Shortly after this, Hiram Maxim left the shores of America to work for the US Electric Lighting Company in London. He found life in Britain very much to his liking and he would eventually give up his United States citizenship to become a naturalized British citizen. His fortunes grew, as did his creativity. He created the world’s first automatic sprinkler system that not only put out the fire but notified the local firehouse, though there was little commercial interest in the invention. Riveting machines, inventions that prevented the rolling of ships at sea, and pine-menthol inhalers to assist those with asthma were all ideas he brought to the world. He dabbled and tinkered and was generally successful, but he was still restless and nowhere near as wealthy as he would like. But then, in 1882, he met another ex-patriot while visiting Vienna, Austria who gave him a piece of advice that would change the world. He said to Hiram, “Hang your chemistry and electricity! If you want to make a pile of money, invent something that will enable these Europeans to cut each others’ throats with greater facility.” It was the seed that grew into a nightmare.

_ _ _ _

Given exercise 1
Summarize the Hiram Maxim passage in two sentences.
Given exercise 2
Answer these questions from the Hiram Maxim passage, each in a few words:
(a) Which company did Maxim leave America to work for in London?
(b) Besides putting out the fire, what did his sprinkler system do?
(c) In what year and in which city did he get the advice that would change the world?

Information provided
_ _ _ _

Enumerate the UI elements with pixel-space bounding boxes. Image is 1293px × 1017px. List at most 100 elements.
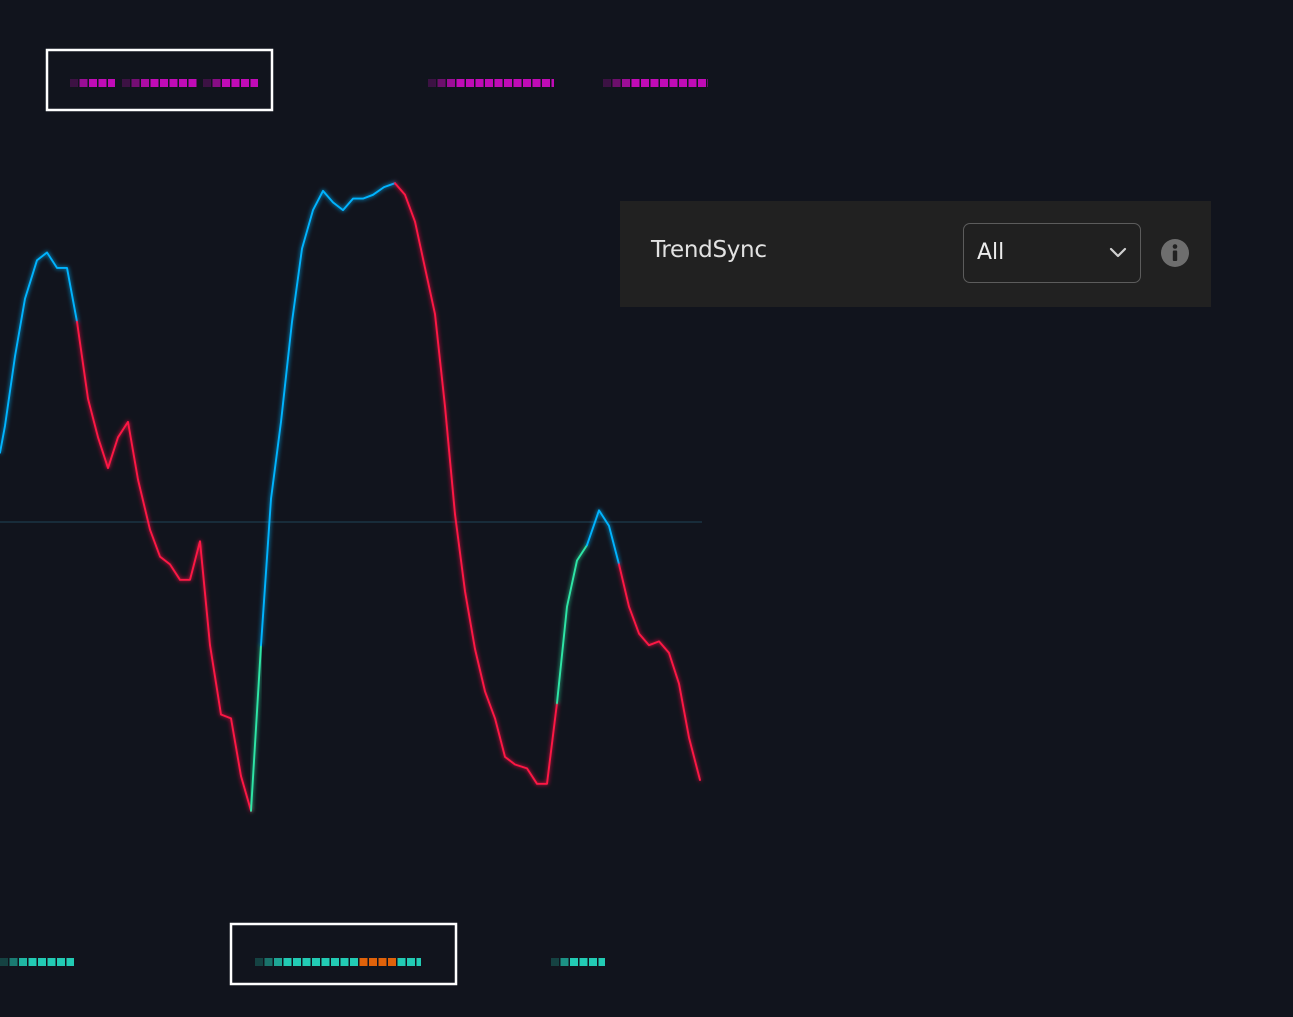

_ _ _ _

Worked solution 1
Hiram Maxim moved to London to work for the US Electric Lighting Company, later became a naturalized British citizen, and came up with inventions such as an automatic sprinkler system that also notified the firehouse, riveting machines, and pine-menthol inhalers for asthma. Although generally successful, he was restless and not as wealthy as he wanted to be until, in 1882 in Vienna, another ex-patriot advised him to invent something that would let Europeans cut each other's throats more easily.

Worked solution 2
(a) The US Electric Lighting Company
(b) It notified the local firehouse.
(c) In 1882, in Vienna, Austria